* **Direction**: For this exercise, copy out each line of the material below that includes "Phần".

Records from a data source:
** START **

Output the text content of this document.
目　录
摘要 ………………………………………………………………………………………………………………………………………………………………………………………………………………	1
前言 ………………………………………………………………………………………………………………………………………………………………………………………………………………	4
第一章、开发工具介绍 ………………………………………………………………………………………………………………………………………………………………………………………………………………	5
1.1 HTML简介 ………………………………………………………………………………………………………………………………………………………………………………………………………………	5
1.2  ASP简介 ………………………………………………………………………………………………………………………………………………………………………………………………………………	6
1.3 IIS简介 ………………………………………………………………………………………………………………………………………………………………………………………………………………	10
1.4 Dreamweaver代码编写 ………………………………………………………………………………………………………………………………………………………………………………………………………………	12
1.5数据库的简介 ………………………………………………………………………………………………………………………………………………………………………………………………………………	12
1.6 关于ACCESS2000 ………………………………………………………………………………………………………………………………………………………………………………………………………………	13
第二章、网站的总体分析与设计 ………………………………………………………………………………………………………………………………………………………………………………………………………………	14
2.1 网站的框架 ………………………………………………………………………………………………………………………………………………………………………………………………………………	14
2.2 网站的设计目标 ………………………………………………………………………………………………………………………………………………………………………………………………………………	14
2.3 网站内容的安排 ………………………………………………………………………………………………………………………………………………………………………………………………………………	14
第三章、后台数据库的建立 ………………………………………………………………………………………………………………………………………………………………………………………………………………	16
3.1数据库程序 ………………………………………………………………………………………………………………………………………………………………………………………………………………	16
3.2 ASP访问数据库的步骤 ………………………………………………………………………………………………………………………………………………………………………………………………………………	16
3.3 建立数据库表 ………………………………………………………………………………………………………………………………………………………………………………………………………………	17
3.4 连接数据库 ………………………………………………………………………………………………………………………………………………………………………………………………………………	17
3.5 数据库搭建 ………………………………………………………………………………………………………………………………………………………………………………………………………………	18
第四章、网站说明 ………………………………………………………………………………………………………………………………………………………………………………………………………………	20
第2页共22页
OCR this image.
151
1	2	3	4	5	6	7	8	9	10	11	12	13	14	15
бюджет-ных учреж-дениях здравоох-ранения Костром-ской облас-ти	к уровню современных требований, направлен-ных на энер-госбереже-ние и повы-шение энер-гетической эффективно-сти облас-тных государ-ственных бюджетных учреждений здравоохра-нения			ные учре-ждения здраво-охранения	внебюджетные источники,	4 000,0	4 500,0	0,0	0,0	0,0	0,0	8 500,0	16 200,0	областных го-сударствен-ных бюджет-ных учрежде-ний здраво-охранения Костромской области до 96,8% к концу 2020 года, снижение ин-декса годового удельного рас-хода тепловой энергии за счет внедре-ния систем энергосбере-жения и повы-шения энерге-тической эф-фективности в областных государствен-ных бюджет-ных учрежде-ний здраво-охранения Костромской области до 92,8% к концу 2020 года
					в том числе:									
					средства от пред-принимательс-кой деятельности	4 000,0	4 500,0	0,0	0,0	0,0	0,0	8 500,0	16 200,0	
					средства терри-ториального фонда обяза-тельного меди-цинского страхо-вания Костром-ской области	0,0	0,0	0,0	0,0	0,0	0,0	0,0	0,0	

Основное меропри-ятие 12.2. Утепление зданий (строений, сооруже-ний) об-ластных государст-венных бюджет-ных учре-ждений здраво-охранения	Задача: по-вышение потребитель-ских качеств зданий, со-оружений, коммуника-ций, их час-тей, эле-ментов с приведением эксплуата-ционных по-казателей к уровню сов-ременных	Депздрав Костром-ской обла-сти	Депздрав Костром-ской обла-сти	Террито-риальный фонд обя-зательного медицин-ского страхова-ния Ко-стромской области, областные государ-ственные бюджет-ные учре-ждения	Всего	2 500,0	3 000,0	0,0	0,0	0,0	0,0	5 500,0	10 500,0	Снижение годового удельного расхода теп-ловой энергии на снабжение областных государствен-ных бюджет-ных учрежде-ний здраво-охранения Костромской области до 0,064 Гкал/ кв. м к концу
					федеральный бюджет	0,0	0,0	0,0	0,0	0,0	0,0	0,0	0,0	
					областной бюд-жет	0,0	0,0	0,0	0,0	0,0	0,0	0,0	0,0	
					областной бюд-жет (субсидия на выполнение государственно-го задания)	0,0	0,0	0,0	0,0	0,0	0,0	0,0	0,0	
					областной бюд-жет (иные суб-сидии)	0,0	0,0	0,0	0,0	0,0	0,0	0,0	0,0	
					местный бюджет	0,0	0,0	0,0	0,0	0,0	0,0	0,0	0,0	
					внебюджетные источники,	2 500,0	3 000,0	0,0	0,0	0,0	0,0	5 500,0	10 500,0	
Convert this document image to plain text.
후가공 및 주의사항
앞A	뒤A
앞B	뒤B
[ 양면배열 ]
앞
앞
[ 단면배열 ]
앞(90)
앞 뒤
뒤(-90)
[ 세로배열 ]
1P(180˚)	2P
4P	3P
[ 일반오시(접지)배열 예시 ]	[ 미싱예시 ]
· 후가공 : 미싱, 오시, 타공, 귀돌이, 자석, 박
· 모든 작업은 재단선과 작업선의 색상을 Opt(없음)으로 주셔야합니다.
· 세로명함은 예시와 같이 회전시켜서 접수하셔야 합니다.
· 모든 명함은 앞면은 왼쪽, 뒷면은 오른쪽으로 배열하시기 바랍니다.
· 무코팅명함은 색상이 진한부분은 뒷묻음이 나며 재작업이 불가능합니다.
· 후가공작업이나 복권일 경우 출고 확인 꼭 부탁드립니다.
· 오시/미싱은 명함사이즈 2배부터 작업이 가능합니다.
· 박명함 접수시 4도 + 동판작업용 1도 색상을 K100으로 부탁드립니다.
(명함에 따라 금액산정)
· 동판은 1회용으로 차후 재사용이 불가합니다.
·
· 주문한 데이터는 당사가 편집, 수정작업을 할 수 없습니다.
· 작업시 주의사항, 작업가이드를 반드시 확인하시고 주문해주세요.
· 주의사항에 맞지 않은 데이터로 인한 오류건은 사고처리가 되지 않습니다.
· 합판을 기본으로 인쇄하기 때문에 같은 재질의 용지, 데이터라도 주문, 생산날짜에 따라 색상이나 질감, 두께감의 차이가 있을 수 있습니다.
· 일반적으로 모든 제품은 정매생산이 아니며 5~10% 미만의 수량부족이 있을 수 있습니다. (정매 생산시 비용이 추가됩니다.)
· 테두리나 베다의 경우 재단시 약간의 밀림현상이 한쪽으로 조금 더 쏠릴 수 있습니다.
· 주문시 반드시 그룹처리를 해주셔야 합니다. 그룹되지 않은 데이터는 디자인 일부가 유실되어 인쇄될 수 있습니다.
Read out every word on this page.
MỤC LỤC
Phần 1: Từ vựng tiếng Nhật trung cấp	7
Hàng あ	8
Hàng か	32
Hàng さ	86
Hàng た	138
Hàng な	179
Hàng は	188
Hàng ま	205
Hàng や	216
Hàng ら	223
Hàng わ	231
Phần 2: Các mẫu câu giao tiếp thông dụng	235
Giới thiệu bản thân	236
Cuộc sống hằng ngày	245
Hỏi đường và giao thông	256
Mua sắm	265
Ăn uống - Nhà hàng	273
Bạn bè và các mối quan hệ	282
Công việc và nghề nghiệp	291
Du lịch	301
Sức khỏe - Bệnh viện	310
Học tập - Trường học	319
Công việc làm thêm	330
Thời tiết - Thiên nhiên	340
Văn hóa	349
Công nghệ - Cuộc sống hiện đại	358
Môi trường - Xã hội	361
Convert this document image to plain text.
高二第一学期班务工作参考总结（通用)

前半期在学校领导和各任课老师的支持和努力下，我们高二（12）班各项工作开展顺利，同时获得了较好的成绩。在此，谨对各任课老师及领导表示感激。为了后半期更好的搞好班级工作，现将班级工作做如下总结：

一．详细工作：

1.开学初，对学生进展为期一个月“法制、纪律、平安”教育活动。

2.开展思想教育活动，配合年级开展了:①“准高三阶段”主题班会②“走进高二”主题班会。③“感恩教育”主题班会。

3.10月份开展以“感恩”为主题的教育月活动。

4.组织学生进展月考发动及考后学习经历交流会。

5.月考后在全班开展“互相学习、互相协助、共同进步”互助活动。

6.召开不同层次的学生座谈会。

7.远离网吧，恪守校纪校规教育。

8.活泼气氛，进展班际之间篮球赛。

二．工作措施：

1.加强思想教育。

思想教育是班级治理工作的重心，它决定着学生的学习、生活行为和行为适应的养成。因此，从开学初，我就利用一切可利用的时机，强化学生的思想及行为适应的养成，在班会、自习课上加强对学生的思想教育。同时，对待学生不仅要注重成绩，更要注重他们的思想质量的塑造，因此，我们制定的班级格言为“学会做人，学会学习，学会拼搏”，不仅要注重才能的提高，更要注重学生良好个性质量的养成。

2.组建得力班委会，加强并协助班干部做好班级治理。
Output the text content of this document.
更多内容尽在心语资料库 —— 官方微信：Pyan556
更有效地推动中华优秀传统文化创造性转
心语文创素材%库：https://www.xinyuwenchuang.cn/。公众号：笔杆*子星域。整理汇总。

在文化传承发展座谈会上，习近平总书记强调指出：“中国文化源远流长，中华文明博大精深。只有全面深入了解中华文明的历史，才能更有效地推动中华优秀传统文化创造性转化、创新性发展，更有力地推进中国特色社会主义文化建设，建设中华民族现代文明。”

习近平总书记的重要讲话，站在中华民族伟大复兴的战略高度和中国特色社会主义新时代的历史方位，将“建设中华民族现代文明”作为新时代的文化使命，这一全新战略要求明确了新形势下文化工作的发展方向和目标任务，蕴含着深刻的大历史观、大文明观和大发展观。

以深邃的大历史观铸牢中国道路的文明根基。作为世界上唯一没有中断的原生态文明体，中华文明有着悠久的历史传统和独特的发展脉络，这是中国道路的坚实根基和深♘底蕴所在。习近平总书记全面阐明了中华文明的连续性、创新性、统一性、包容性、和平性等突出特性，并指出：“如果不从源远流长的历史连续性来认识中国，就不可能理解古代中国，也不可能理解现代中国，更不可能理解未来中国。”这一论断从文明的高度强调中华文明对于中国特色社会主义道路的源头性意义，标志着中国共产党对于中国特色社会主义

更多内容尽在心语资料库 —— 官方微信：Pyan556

** END **

* **Written reply**:
Phần 1: Từ vựng tiếng Nhật trung cấp	7
Phần 2: Các mẫu câu giao tiếp thông dụng	235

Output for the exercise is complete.